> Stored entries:
━━━━━━

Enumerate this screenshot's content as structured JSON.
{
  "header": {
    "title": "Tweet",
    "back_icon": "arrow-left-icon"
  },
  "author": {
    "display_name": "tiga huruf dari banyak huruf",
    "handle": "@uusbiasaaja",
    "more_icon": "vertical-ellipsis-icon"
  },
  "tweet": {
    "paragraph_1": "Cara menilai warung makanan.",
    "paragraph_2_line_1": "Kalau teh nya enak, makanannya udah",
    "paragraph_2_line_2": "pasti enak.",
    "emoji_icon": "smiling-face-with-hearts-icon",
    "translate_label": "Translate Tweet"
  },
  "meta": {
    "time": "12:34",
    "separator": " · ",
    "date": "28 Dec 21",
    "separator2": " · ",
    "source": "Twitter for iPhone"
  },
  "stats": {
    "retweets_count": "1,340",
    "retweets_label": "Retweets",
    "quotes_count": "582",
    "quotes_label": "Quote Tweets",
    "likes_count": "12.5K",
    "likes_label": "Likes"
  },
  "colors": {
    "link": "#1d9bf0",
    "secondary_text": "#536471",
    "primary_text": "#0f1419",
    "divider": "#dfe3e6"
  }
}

━━━━━━

> Short exercise:
Exactly as shown, repeat every record.

> Solution below:
Enumerate this screenshot's content as structured JSON.
{
  "header": {
    "title": "Tweet",
    "back_icon": "arrow-left-icon"
  },
  "author": {
    "display_name": "tiga huruf dari banyak huruf",
    "handle": "@uusbiasaaja",
    "more_icon": "vertical-ellipsis-icon"
  },
  "tweet": {
    "paragraph_1": "Cara menilai warung makanan.",
    "paragraph_2_line_1": "Kalau teh nya enak, makanannya udah",
    "paragraph_2_line_2": "pasti enak.",
    "emoji_icon": "smiling-face-with-hearts-icon",
    "translate_label": "Translate Tweet"
  },
  "meta": {
    "time": "12:34",
    "separator": " · ",
    "date": "28 Dec 21",
    "separator2": " · ",
    "source": "Twitter for iPhone"
  },
  "stats": {
    "retweets_count": "1,340",
    "retweets_label": "Retweets",
    "quotes_count": "582",
    "quotes_label": "Quote Tweets",
    "likes_count": "12.5K",
    "likes_label": "Likes"
  },
  "colors": {
    "link": "#1d9bf0",
    "secondary_text": "#536471",
    "primary_text": "#0f1419",
    "divider": "#dfe3e6"
  }
}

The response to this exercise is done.